>> start Provided data

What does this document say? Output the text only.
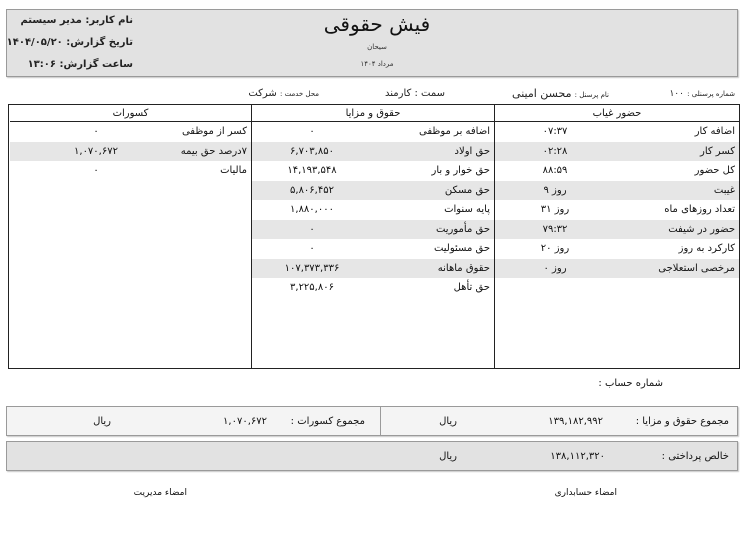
نام کاربر: مدیر سیستم
تاریخ گزارش: ۱۴۰۴/۰۵/۲۰
ساعت گزارش: ۱۳:۰۶
فیش حقوقی
سیحان
مرداد ۱۴۰۴
شماره پرسنلی : ۱۰۰
نام پرسنل : محسن امینی
سمت : کارمند
محل خدمت : شرکت
حضور غیاب
اضافه کار
۰۷:۳۷
کسر کار
۰۲:۲۸
کل حضور
۸۸:۵۹
غیبت
۹ روز
تعداد روزهای ماه
۳۱ روز
حضور در شیفت
۷۹:۳۲
کارکرد به روز
۲۰ روز
مرخصی استعلاجی
۰ روز
حقوق و مزایا
اضافه بر موظفی
۰
حق اولاد
۶,۷۰۳,۸۵۰
حق خوار و بار
۱۴,۱۹۳,۵۴۸
حق مسکن
۵,۸۰۶,۴۵۲
پایه سنوات
۱,۸۸۰,۰۰۰
حق مأموریت
۰
حق مسئولیت
۰
حقوق ماهانه
۱۰۷,۳۷۳,۳۳۶
حق تأهل
۳,۲۲۵,۸۰۶
کسورات
کسر از موظفی
۰
۷درصد حق بیمه
۱,۰۷۰,۶۷۲
مالیات
۰
شماره حساب :
مجموع حقوق و مزایا :
۱۳۹,۱۸۲,۹۹۲
ریال
مجموع کسورات :
۱,۰۷۰,۶۷۲
ریال
خالص پرداختی :
۱۳۸,۱۱۲,۳۲۰
ریال
امضاء حسابداری
امضاء مدیریت
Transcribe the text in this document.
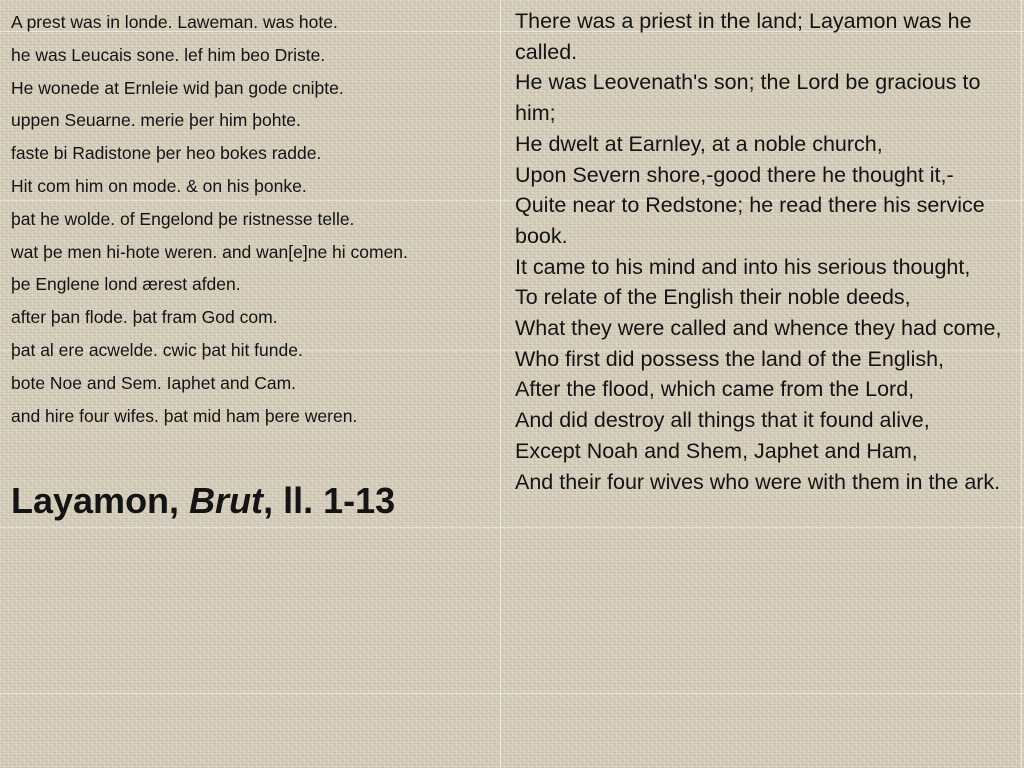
A prest was in londe. Laweman. was hote.

he was Leucais sone. lef him beo Driste.

He wonede at Ernleie wid þan gode cniþte.

uppen Seuarne. merie þer him þohte.

faste bi Radistone þer heo bokes radde.

Hit com him on mode. & on his þonke.

þat he wolde. of Engelond þe ristnesse telle.

wat þe men hi-hote weren. and wan[e]ne hi comen.

þe Englene lond ærest afden.

after þan flode. þat fram God com.

þat al ere acwelde. cwic þat hit funde.

bote Noe and Sem. Iaphet and Cam.

and hire four wifes. þat mid ham þere weren.

Layamon, Brut, ll. 1-13

There was a priest in the land; Layamon was he called.

He was Leovenath's son; the Lord be gracious to him;

He dwelt at Earnley, at a noble church,

Upon Severn shore,-good there he thought it,-

Quite near to Redstone; he read there his service book.

It came to his mind and into his serious thought,

To relate of the English their noble deeds,

What they were called and whence they had come,

Who first did possess the land of the English,

After the flood, which came from the Lord,

And did destroy all things that it found alive,

Except Noah and Shem, Japhet and Ham,

And their four wives who were with them in the ark.
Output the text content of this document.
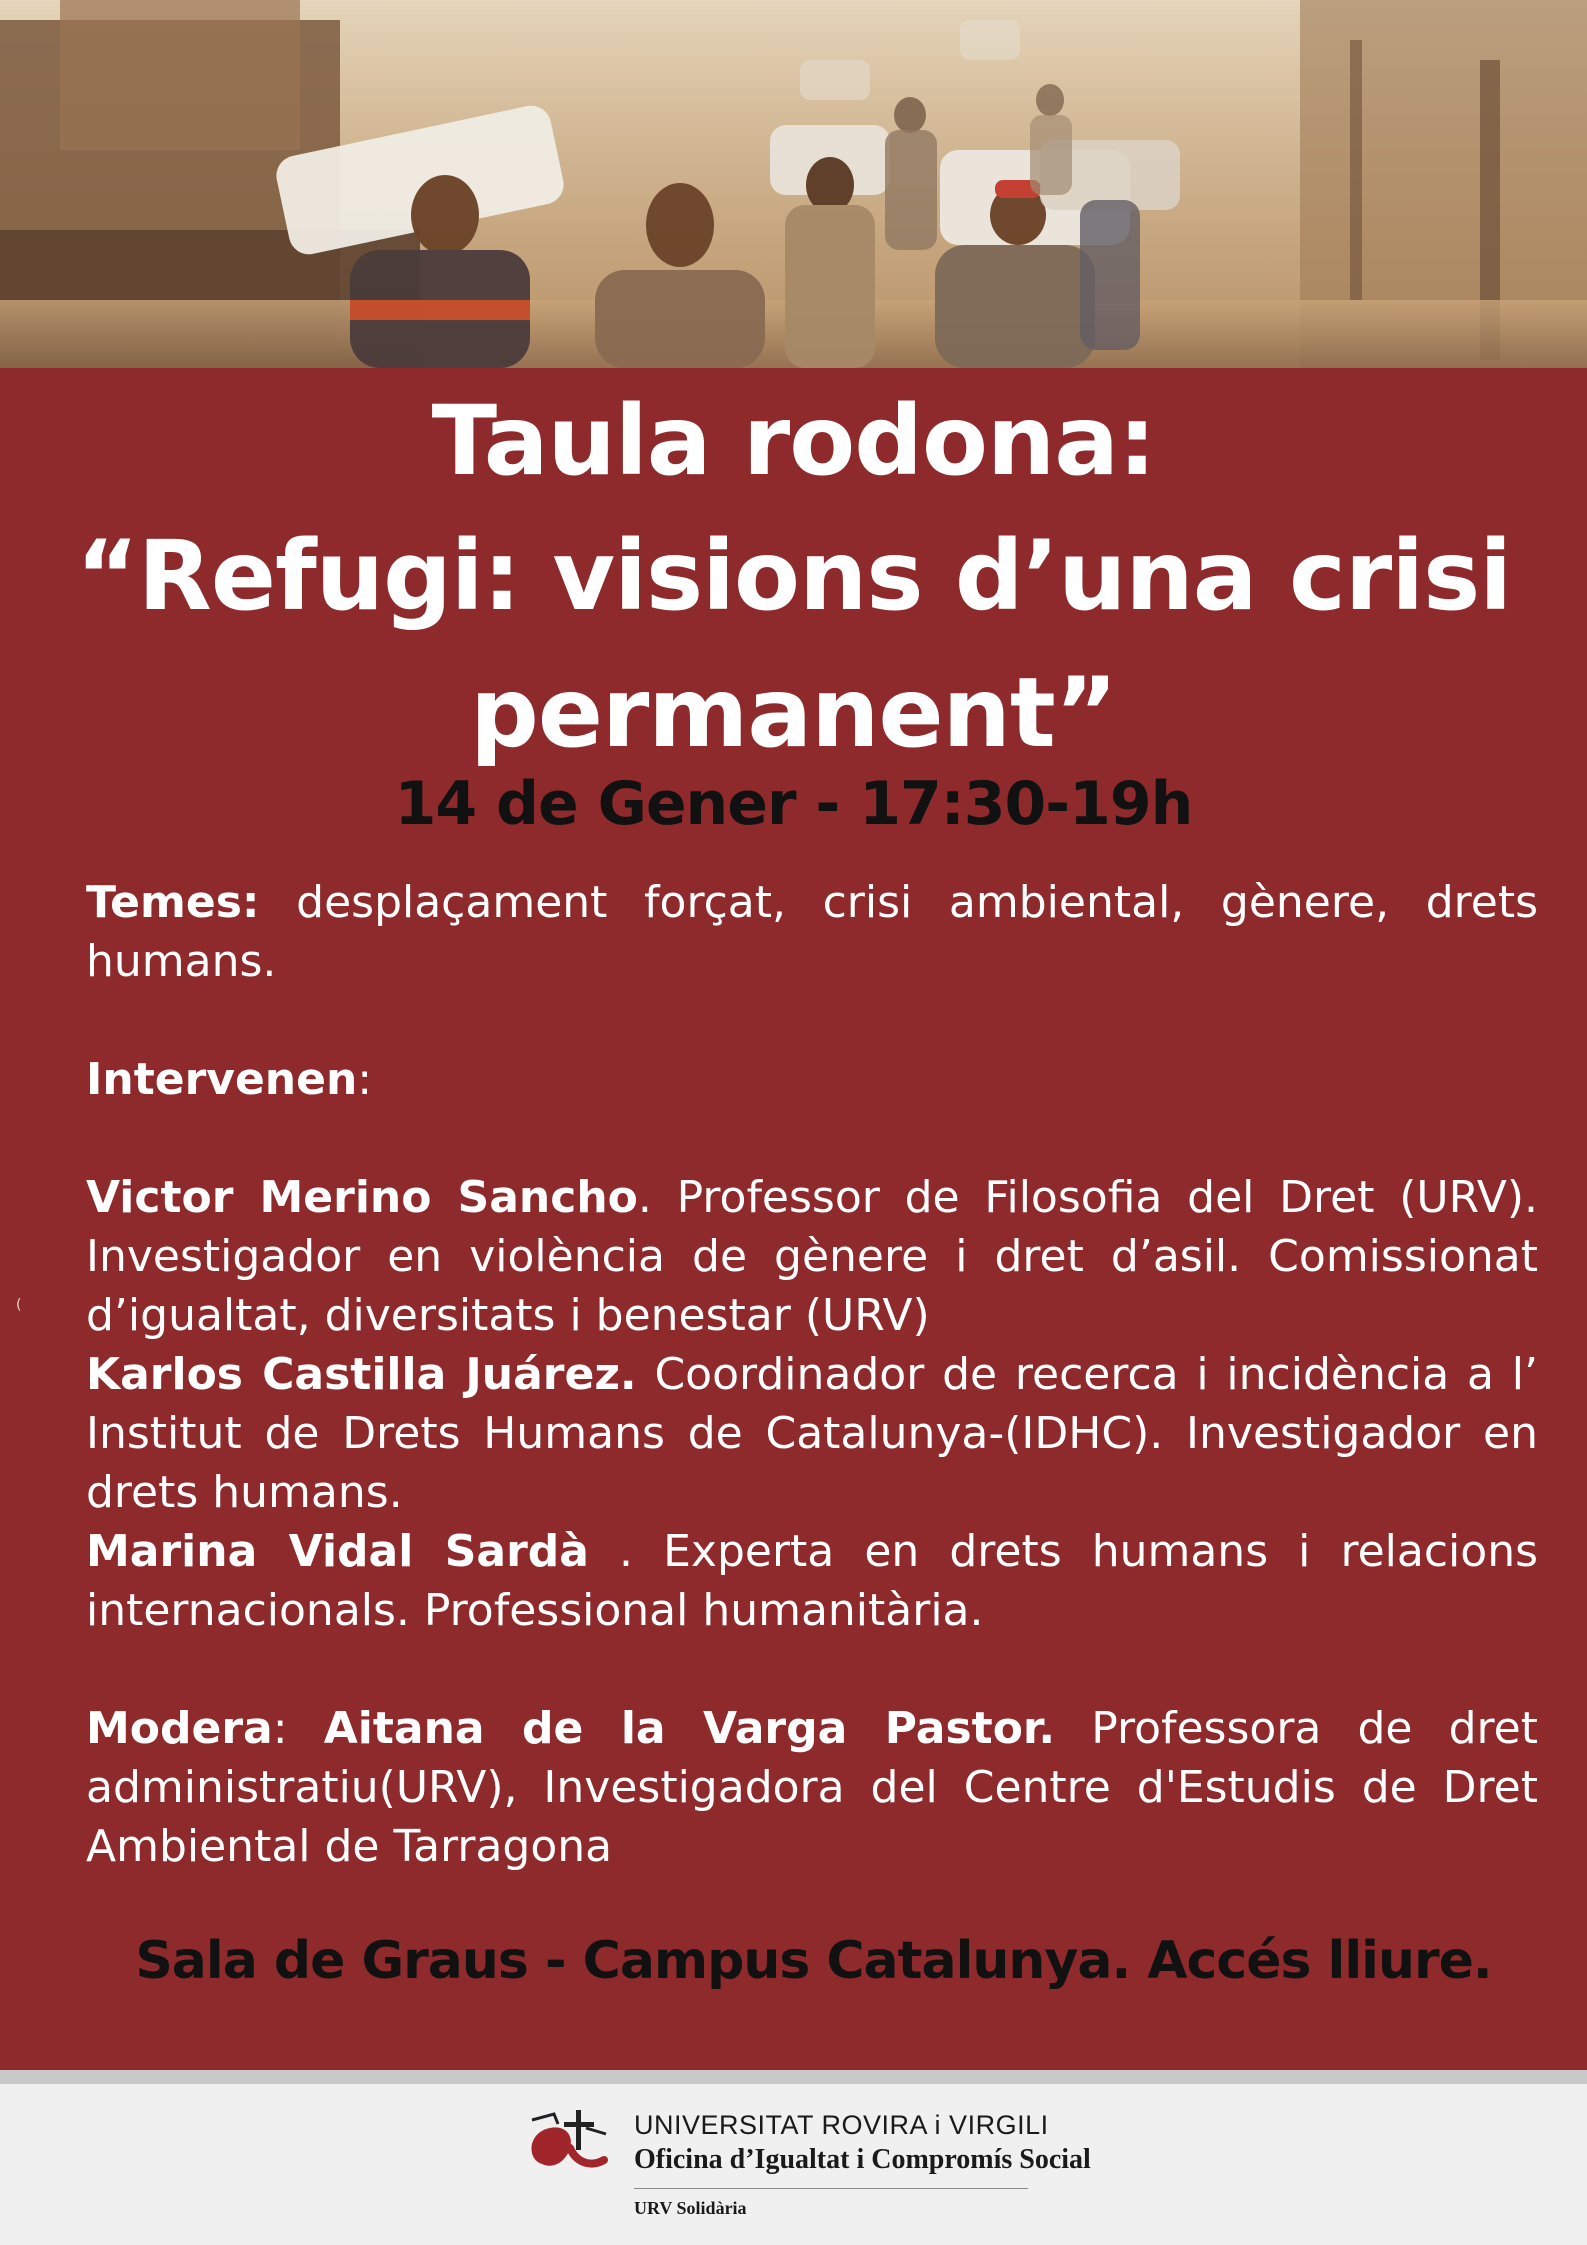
Taula rodona:
“Refugi: visions d’una crisi
permanent”
14 de Gener - 17:30-19h

Temes: desplaçament forçat, crisi ambiental, gènere, drets humans.

Intervenen:

Victor Merino Sancho. Professor de Filosofia del Dret (URV). Investigador en violència de gènere i dret d’asil. Comissionat d’igualtat, diversitats i benestar (URV)

Karlos Castilla Juárez. Coordinador de recerca i incidència a l’ Institut de Drets Humans de Catalunya-(IDHC). Investigador en drets humans.

Marina Vidal Sardà . Experta en drets humans i relacions internacionals. Professional humanitària.

Modera: Aitana de la Varga Pastor. Professora de dret administratiu(URV), Investigadora del Centre d'Estudis de Dret Ambiental de Tarragona

(
Sala de Graus - Campus Catalunya. Accés lliure.
UNIVERSITAT ROVIRA i VIRGILI
Oficina d’Igualtat i Compromís Social
URV Solidària
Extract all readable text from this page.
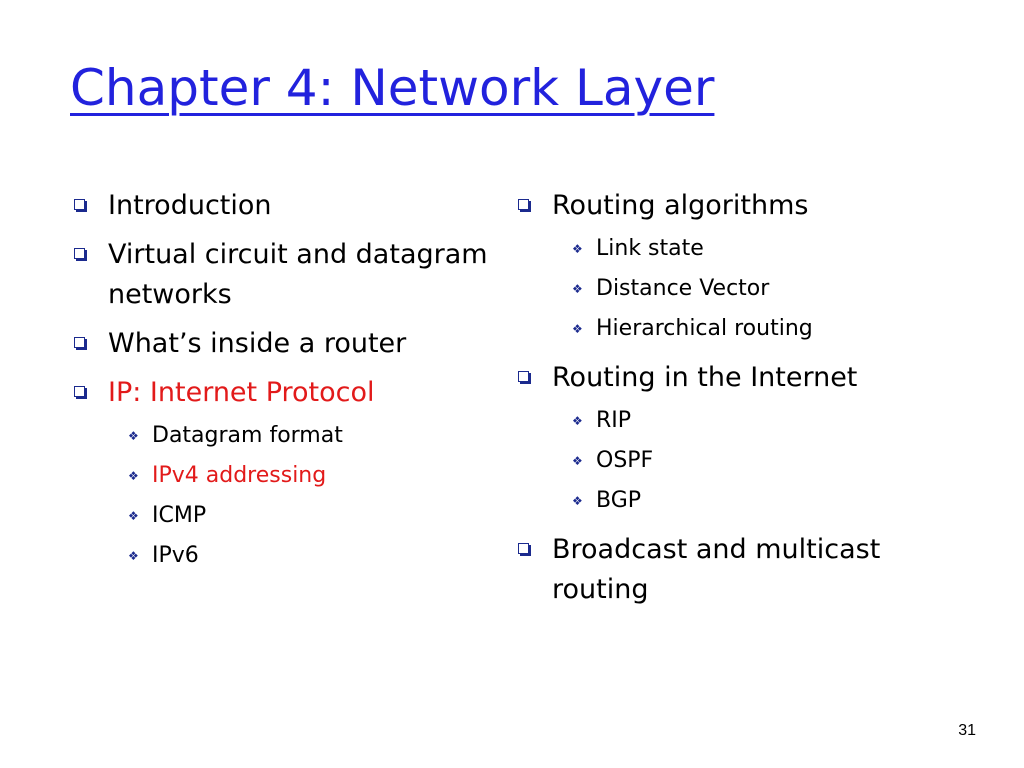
Chapter 4: Network Layer
Introduction
Virtual circuit and datagram networks
What’s inside a router
IP: Internet Protocol
❖ Datagram format
❖ IPv4 addressing
❖ ICMP
❖ IPv6
Routing algorithms
❖ Link state
❖ Distance Vector
❖ Hierarchical routing
Routing in the Internet
❖ RIP
❖ OSPF
❖ BGP
Broadcast and multicast routing
31
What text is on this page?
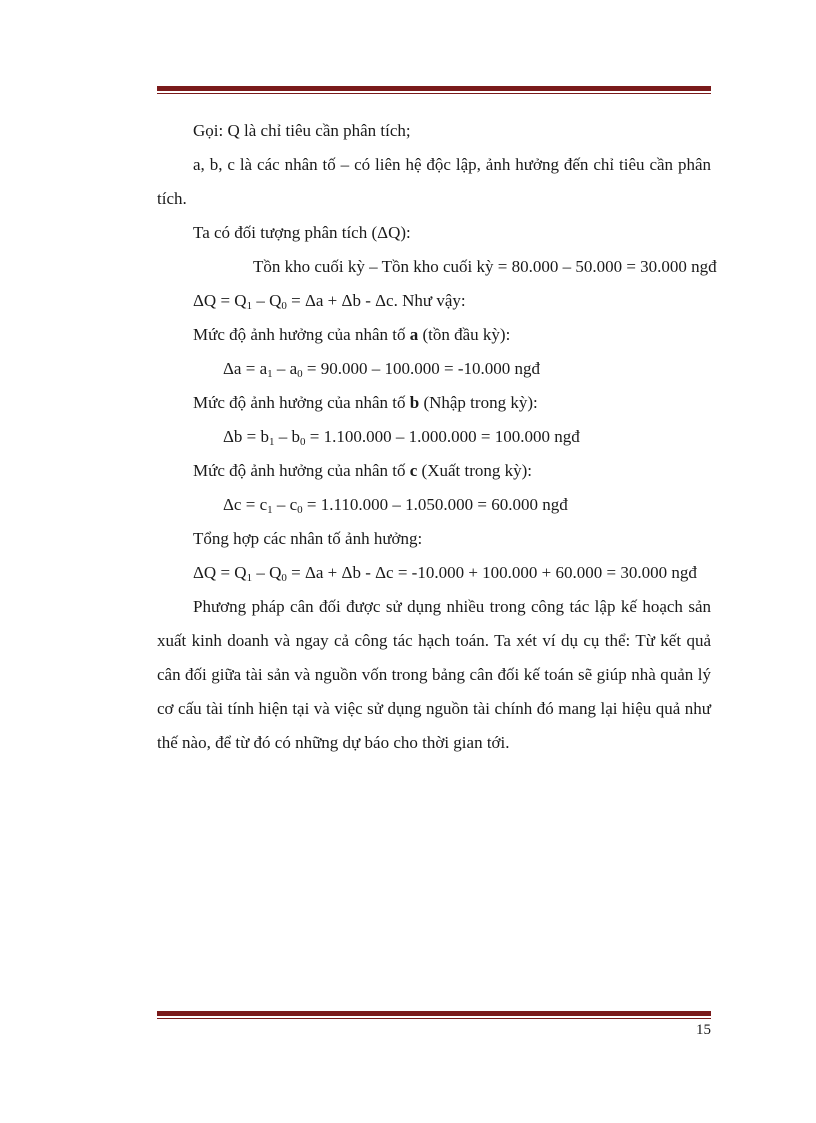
Gọi: Q là chỉ tiêu cần phân tích;
a, b, c là các nhân tố – có liên hệ độc lập, ảnh hưởng đến chỉ tiêu cần phân
tích.
Ta có đối tượng phân tích (ΔQ):
Tồn kho cuối kỳ – Tồn kho cuối kỳ = 80.000 – 50.000 = 30.000 ngđ
$\Delta Q = Q_1 - Q_0 = \Delta a + \Delta b - \Delta c$. Như vậy:
Mức độ ảnh hưởng của nhân tố a (tồn đầu kỳ):
$\Delta a = a_1 - a_0 = 90.000 - 100.000 = -10.000$ ngđ
Mức độ ảnh hưởng của nhân tố b (Nhập trong kỳ):
$\Delta b = b_1 - b_0 = 1.100.000 - 1.000.000 = 100.000$ ngđ
Mức độ ảnh hưởng của nhân tố c (Xuất trong kỳ):
$\Delta c = c_1 - c_0 = 1.110.000 - 1.050.000 = 60.000$ ngđ
Tổng hợp các nhân tố ảnh hưởng:
$\Delta Q = Q_1 - Q_0 = \Delta a + \Delta b - \Delta c = -10.000 + 100.000 + 60.000 = 30.000$ ngđ
Phương pháp cân đối được sử dụng nhiều trong công tác lập kế hoạch sản xuất kinh doanh và ngay cả công tác hạch toán. Ta xét ví dụ cụ thể: Từ kết quả cân đối giữa tài sản và nguồn vốn trong bảng cân đối kế toán sẽ giúp nhà quản lý cơ cấu tài tính hiện tại và việc sử dụng nguồn tài chính đó mang lại hiệu quả như thế nào, để từ đó có những dự báo cho thời gian tới.
15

>> end Provided data

**Requirement:**
Reproduce every line exactly and omit all pictures.

**Output of the exercise:**
What does this document say? Output the text only.
نام کاربر: مدیر سیستم
تاریخ گزارش: ۱۴۰۴/۰۵/۲۰
ساعت گزارش: ۱۳:۰۶
فیش حقوقی
سیحان
مرداد ۱۴۰۴
شماره پرسنلی : ۱۰۰
نام پرسنل : محسن امینی
سمت : کارمند
محل خدمت : شرکت
حضور غیاب
اضافه کار
۰۷:۳۷
کسر کار
۰۲:۲۸
کل حضور
۸۸:۵۹
غیبت
۹ روز
تعداد روزهای ماه
۳۱ روز
حضور در شیفت
۷۹:۳۲
کارکرد به روز
۲۰ روز
مرخصی استعلاجی
۰ روز
حقوق و مزایا
اضافه بر موظفی
۰
حق اولاد
۶,۷۰۳,۸۵۰
حق خوار و بار
۱۴,۱۹۳,۵۴۸
حق مسکن
۵,۸۰۶,۴۵۲
پایه سنوات
۱,۸۸۰,۰۰۰
حق مأموریت
۰
حق مسئولیت
۰
حقوق ماهانه
۱۰۷,۳۷۳,۳۳۶
حق تأهل
۳,۲۲۵,۸۰۶
کسورات
کسر از موظفی
۰
۷درصد حق بیمه
۱,۰۷۰,۶۷۲
مالیات
۰
شماره حساب :
مجموع حقوق و مزایا :
۱۳۹,۱۸۲,۹۹۲
ریال
مجموع کسورات :
۱,۰۷۰,۶۷۲
ریال
خالص پرداختی :
۱۳۸,۱۱۲,۳۲۰
ریال
امضاء حسابداری
امضاء مدیریت
Transcribe the text in this document.
A prest was in londe. Laweman. was hote.

he was Leucais sone. lef him beo Driste.

He wonede at Ernleie wid þan gode cniþte.

uppen Seuarne. merie þer him þohte.

faste bi Radistone þer heo bokes radde.

Hit com him on mode. & on his þonke.

þat he wolde. of Engelond þe ristnesse telle.

wat þe men hi-hote weren. and wan[e]ne hi comen.

þe Englene lond ærest afden.

after þan flode. þat fram God com.

þat al ere acwelde. cwic þat hit funde.

bote Noe and Sem. Iaphet and Cam.

and hire four wifes. þat mid ham þere weren.

Layamon, Brut, ll. 1-13

There was a priest in the land; Layamon was he called.

He was Leovenath's son; the Lord be gracious to him;

He dwelt at Earnley, at a noble church,

Upon Severn shore,-good there he thought it,-

Quite near to Redstone; he read there his service book.

It came to his mind and into his serious thought,

To relate of the English their noble deeds,

What they were called and whence they had come,

Who first did possess the land of the English,

After the flood, which came from the Lord,

And did destroy all things that it found alive,

Except Noah and Shem, Japhet and Ham,

And their four wives who were with them in the ark.
Output the text content of this document.
Taula rodona:
“Refugi: visions d’una crisi
permanent”
14 de Gener - 17:30-19h

Temes: desplaçament forçat, crisi ambiental, gènere, drets humans.

Intervenen:

Victor Merino Sancho. Professor de Filosofia del Dret (URV). Investigador en violència de gènere i dret d’asil. Comissionat d’igualtat, diversitats i benestar (URV)

Karlos Castilla Juárez. Coordinador de recerca i incidència a l’ Institut de Drets Humans de Catalunya-(IDHC). Investigador en drets humans.

Marina Vidal Sardà . Experta en drets humans i relacions internacionals. Professional humanitària.

Modera: Aitana de la Varga Pastor. Professora de dret administratiu(URV), Investigadora del Centre d'Estudis de Dret Ambiental de Tarragona

(
Sala de Graus - Campus Catalunya. Accés lliure.
UNIVERSITAT ROVIRA i VIRGILI
Oficina d’Igualtat i Compromís Social
URV Solidària
Extract all readable text from this page.
Chapter 4: Network Layer
Introduction
Virtual circuit and datagram networks
What’s inside a router
IP: Internet Protocol
❖ Datagram format
❖ IPv4 addressing
❖ ICMP
❖ IPv6
Routing algorithms
❖ Link state
❖ Distance Vector
❖ Hierarchical routing
Routing in the Internet
❖ RIP
❖ OSPF
❖ BGP
Broadcast and multicast routing
31
What text is on this page?
Gọi: Q là chỉ tiêu cần phân tích;
a, b, c là các nhân tố – có liên hệ độc lập, ảnh hưởng đến chỉ tiêu cần phân
tích.
Ta có đối tượng phân tích (ΔQ):
Tồn kho cuối kỳ – Tồn kho cuối kỳ = 80.000 – 50.000 = 30.000 ngđ
$\Delta Q = Q_1 - Q_0 = \Delta a + \Delta b - \Delta c$. Như vậy:
Mức độ ảnh hưởng của nhân tố a (tồn đầu kỳ):
$\Delta a = a_1 - a_0 = 90.000 - 100.000 = -10.000$ ngđ
Mức độ ảnh hưởng của nhân tố b (Nhập trong kỳ):
$\Delta b = b_1 - b_0 = 1.100.000 - 1.000.000 = 100.000$ ngđ
Mức độ ảnh hưởng của nhân tố c (Xuất trong kỳ):
$\Delta c = c_1 - c_0 = 1.110.000 - 1.050.000 = 60.000$ ngđ
Tổng hợp các nhân tố ảnh hưởng:
$\Delta Q = Q_1 - Q_0 = \Delta a + \Delta b - \Delta c = -10.000 + 100.000 + 60.000 = 30.000$ ngđ
Phương pháp cân đối được sử dụng nhiều trong công tác lập kế hoạch sản xuất kinh doanh và ngay cả công tác hạch toán. Ta xét ví dụ cụ thể: Từ kết quả cân đối giữa tài sản và nguồn vốn trong bảng cân đối kế toán sẽ giúp nhà quản lý cơ cấu tài tính hiện tại và việc sử dụng nguồn tài chính đó mang lại hiệu quả như thế nào, để từ đó có những dự báo cho thời gian tới.
15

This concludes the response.